# Records supplied start
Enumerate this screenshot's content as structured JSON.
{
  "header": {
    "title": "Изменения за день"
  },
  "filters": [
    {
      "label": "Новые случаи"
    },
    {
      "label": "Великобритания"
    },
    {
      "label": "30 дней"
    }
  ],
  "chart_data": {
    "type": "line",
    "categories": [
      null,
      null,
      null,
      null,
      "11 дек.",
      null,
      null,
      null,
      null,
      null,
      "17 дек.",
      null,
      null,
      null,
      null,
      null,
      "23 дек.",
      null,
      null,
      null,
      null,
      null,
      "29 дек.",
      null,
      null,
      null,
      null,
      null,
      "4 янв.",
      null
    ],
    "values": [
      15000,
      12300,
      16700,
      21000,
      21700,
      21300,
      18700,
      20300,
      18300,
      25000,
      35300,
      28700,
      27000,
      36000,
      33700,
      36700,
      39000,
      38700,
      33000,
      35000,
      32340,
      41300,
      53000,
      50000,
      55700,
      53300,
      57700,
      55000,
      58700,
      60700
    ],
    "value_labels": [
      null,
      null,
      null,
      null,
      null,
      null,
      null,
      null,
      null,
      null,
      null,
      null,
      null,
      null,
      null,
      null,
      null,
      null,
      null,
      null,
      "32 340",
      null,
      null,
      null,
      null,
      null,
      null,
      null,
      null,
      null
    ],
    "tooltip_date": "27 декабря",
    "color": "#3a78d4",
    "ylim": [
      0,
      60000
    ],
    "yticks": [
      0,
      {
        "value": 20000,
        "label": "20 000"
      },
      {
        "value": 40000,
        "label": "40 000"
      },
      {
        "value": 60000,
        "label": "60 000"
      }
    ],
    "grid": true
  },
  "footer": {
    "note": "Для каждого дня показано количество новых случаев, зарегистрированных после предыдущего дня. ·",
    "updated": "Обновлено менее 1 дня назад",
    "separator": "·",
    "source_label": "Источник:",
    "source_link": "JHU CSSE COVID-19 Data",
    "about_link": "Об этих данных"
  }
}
# Records supplied end
What this task involves ▸
All of the entries above must be quoted exactly.

Correct answer ▸
Enumerate this screenshot's content as structured JSON.
{
  "header": {
    "title": "Изменения за день"
  },
  "filters": [
    {
      "label": "Новые случаи"
    },
    {
      "label": "Великобритания"
    },
    {
      "label": "30 дней"
    }
  ],
  "chart_data": {
    "type": "line",
    "categories": [
      null,
      null,
      null,
      null,
      "11 дек.",
      null,
      null,
      null,
      null,
      null,
      "17 дек.",
      null,
      null,
      null,
      null,
      null,
      "23 дек.",
      null,
      null,
      null,
      null,
      null,
      "29 дек.",
      null,
      null,
      null,
      null,
      null,
      "4 янв.",
      null
    ],
    "values": [
      15000,
      12300,
      16700,
      21000,
      21700,
      21300,
      18700,
      20300,
      18300,
      25000,
      35300,
      28700,
      27000,
      36000,
      33700,
      36700,
      39000,
      38700,
      33000,
      35000,
      32340,
      41300,
      53000,
      50000,
      55700,
      53300,
      57700,
      55000,
      58700,
      60700
    ],
    "value_labels": [
      null,
      null,
      null,
      null,
      null,
      null,
      null,
      null,
      null,
      null,
      null,
      null,
      null,
      null,
      null,
      null,
      null,
      null,
      null,
      null,
      "32 340",
      null,
      null,
      null,
      null,
      null,
      null,
      null,
      null,
      null
    ],
    "tooltip_date": "27 декабря",
    "color": "#3a78d4",
    "ylim": [
      0,
      60000
    ],
    "yticks": [
      0,
      {
        "value": 20000,
        "label": "20 000"
      },
      {
        "value": 40000,
        "label": "40 000"
      },
      {
        "value": 60000,
        "label": "60 000"
      }
    ],
    "grid": true
  },
  "footer": {
    "note": "Для каждого дня показано количество новых случаев, зарегистрированных после предыдущего дня. ·",
    "updated": "Обновлено менее 1 дня назад",
    "separator": "·",
    "source_label": "Источник:",
    "source_link": "JHU CSSE COVID-19 Data",
    "about_link": "Об этих данных"
  }
}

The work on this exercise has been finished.